- [Given task] Your task is to locate every line holding the string "Design" and to copy each of them.

- [Items from a figure collection]
** BEGIN **

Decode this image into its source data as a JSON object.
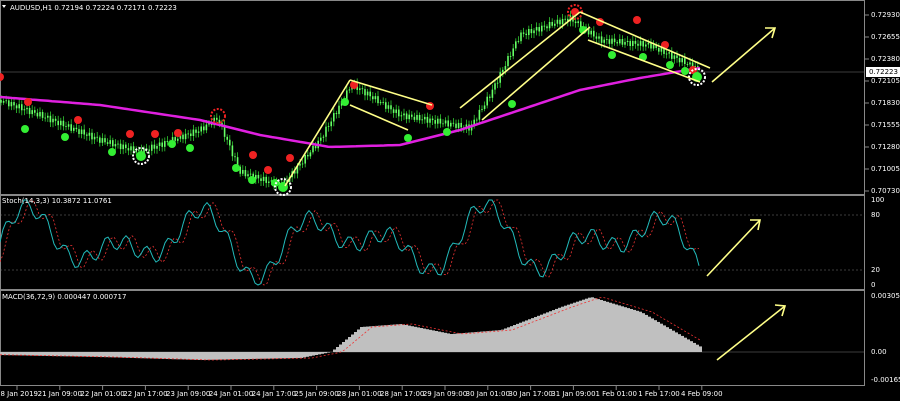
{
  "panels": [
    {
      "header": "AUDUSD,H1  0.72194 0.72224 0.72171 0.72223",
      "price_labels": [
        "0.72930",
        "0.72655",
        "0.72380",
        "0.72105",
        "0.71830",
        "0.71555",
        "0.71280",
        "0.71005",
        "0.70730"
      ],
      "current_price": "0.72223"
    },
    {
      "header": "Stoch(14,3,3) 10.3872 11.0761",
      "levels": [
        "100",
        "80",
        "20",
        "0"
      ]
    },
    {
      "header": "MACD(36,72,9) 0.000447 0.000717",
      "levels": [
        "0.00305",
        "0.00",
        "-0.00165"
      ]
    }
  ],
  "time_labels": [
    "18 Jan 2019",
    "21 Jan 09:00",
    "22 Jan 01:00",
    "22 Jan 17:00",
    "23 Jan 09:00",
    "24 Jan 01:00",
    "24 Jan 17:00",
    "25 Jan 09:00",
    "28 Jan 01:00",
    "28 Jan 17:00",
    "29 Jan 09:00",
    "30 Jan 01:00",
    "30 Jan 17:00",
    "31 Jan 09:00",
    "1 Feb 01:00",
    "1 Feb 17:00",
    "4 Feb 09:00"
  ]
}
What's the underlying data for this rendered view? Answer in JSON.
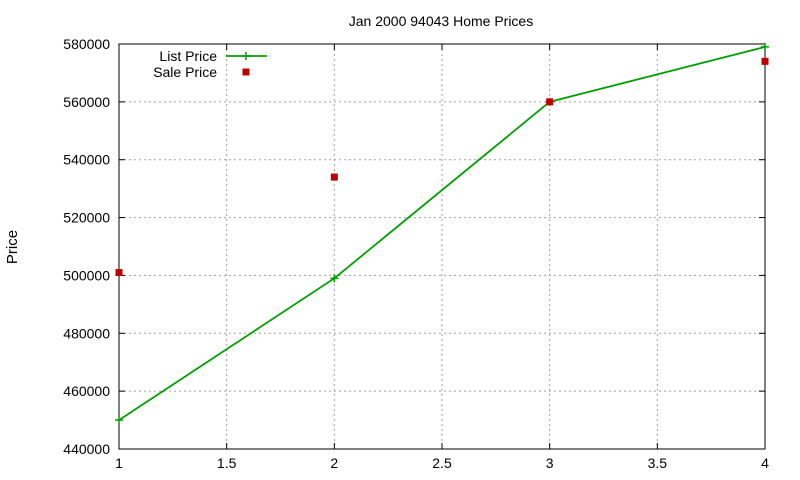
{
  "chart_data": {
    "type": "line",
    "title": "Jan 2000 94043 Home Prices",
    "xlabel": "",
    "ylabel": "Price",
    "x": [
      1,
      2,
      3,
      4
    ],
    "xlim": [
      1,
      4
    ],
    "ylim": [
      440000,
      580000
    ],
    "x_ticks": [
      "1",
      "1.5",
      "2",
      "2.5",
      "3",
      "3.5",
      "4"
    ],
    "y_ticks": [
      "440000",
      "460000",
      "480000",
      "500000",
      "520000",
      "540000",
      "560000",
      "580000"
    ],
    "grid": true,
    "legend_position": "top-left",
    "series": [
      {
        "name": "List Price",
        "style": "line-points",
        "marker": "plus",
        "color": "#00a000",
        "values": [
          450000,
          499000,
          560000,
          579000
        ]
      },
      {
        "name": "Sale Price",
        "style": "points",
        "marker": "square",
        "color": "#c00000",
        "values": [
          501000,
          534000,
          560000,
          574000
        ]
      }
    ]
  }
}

** END **
** BEGIN **

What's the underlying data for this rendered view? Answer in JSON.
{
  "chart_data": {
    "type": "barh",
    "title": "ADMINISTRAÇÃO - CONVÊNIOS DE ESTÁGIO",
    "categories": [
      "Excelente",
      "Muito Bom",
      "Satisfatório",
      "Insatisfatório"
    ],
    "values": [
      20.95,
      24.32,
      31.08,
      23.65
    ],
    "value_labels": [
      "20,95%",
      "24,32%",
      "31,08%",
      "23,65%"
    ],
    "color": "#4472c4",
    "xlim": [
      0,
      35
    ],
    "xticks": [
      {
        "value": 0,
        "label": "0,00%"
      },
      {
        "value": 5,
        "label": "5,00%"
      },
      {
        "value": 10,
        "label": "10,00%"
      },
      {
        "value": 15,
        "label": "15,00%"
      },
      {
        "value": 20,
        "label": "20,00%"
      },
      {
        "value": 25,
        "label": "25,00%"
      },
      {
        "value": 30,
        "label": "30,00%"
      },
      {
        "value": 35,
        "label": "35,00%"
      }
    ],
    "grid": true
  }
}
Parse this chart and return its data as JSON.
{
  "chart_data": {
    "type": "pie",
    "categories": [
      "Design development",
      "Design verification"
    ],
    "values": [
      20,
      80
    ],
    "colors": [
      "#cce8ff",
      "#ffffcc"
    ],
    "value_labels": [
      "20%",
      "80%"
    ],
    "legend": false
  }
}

** END **

- [Correct response]
      "Design development",
      "Design verification"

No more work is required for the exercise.